Dans ce début de XXIe siècle, marqué par le grand retour des frontières, ce livre arrive fort à propos.
Mais qu’est-ce qu’une frontière ? Plusieurs définitions sont proposées.
Existe-t-il des frontières « naturelles » ? Les déserts, les montagnes, les fleuves, sont d’abord des espaces géographiques qui limitent les relations entre des groupes humains. Ces frontières « naturelles » représentent encore la moitié des tracés.
Les autres frontières, dites « artificielles » correspondent à des rapports de force, présents ou hérités. Il n’est pas inutile, ce que font fort bien les auteurs, de rappeler que l’essentiel de ces tracés sont très récents et datent essentiellement du temps de la colonisation du monde par les Britanniques et les Français.
Le premier chapitre s’intitule Frontières en héritage
Il présente les principales étapes de la constitution des frontières et précise que borner un territoire ne va pas de soi, même si les Chinois avaient construit la Grande muraille et les Romains, un limes. Ces remparts militaires servaient aussi de barrière douanière et fiscale. Le développement des frontières est surtout lié à l’émergence du monde moderne et de la cartographie moderne, « mieux on cartographie, mieux on limite ».

§ **Jeu de données**:
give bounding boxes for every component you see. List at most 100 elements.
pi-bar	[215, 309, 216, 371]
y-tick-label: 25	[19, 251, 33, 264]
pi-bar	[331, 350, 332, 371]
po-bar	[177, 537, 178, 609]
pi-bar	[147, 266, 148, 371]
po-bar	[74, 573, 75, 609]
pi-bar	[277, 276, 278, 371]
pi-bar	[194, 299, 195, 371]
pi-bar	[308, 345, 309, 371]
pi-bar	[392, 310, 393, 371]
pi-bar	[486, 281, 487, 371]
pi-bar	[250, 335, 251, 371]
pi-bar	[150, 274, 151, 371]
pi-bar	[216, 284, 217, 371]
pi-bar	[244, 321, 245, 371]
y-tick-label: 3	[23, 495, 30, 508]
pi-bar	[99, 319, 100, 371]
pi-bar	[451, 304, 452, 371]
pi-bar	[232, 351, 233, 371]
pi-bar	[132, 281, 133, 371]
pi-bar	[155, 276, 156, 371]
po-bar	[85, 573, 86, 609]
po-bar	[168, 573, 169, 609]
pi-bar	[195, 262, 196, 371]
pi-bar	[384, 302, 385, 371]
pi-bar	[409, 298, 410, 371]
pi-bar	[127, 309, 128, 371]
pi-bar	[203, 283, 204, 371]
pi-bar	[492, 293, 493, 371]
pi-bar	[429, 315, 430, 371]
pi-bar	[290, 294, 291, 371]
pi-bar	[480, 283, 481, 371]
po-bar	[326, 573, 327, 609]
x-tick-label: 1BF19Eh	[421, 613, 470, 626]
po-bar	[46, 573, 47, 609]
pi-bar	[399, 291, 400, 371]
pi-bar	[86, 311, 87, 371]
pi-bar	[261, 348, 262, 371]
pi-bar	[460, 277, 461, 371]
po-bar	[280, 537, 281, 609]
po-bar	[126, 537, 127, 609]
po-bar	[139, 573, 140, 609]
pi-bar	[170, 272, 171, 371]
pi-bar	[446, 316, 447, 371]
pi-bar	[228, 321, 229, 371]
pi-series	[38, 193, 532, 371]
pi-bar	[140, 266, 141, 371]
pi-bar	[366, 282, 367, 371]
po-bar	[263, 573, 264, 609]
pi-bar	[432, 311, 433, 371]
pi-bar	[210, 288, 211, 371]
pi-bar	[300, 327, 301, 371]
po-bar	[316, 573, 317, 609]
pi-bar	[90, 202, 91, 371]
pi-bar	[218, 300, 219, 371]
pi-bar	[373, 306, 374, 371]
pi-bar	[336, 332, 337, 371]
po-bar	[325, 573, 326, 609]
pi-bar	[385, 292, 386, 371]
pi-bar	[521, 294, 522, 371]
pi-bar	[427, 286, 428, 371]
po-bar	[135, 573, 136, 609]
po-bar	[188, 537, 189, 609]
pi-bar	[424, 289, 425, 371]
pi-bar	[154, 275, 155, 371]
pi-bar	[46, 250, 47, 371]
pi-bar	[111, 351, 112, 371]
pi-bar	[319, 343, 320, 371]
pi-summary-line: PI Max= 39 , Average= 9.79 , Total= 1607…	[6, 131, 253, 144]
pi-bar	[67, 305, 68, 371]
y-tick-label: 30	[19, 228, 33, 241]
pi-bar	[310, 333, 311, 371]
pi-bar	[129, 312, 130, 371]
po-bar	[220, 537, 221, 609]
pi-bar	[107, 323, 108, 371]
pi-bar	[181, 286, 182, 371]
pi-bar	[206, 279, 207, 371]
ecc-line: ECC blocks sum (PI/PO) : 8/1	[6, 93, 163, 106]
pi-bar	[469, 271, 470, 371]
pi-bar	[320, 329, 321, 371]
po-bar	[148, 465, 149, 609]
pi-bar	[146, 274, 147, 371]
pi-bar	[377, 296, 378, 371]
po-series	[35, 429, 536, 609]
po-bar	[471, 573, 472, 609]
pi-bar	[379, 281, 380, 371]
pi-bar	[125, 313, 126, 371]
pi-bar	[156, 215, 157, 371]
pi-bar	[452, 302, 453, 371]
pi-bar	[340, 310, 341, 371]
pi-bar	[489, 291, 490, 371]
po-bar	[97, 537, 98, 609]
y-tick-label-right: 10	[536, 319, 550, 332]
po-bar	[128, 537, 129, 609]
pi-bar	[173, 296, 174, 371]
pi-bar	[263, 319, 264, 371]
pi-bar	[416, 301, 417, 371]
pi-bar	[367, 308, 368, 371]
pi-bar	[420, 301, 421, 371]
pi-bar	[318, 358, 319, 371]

§ **Travail à faire**:
(1) Répondez aux questions suivantes à partir de l'extrait présenté :
(a) Quelle part des tracés les frontières « naturelles » représentent-elles encore ?
(b) De quelle période datent essentiellement les frontières dites « artificielles » ?
(c) Quel est le titre du premier chapitre ?
(2) Mettez à jour le passage de l'extrait présenté compris entre « Existe-t-il des frontières » et « et les Français. », bornes incluses, en y remplaçant « fleuves » par « rivières ».

§ **En réponse**:
(1)
(a) La moitié des tracés.
(b) Du temps de la colonisation du monde par les Britanniques et les Français.
(c) Frontières en héritage.

(2)
Existe-t-il des frontières « naturelles » ? Les déserts, les montagnes, les rivières, sont d’abord des espaces géographiques qui limitent les relations entre des groupes humains. Ces frontières « naturelles » représentent encore la moitié des tracés.
Les autres frontières, dites « artificielles » correspondent à des rapports de force, présents ou hérités. Il n’est pas inutile, ce que font fort bien les auteurs, de rappeler que l’essentiel de ces tracés sont très récents et datent essentiellement du temps de la colonisation du monde par les Britanniques et les Français.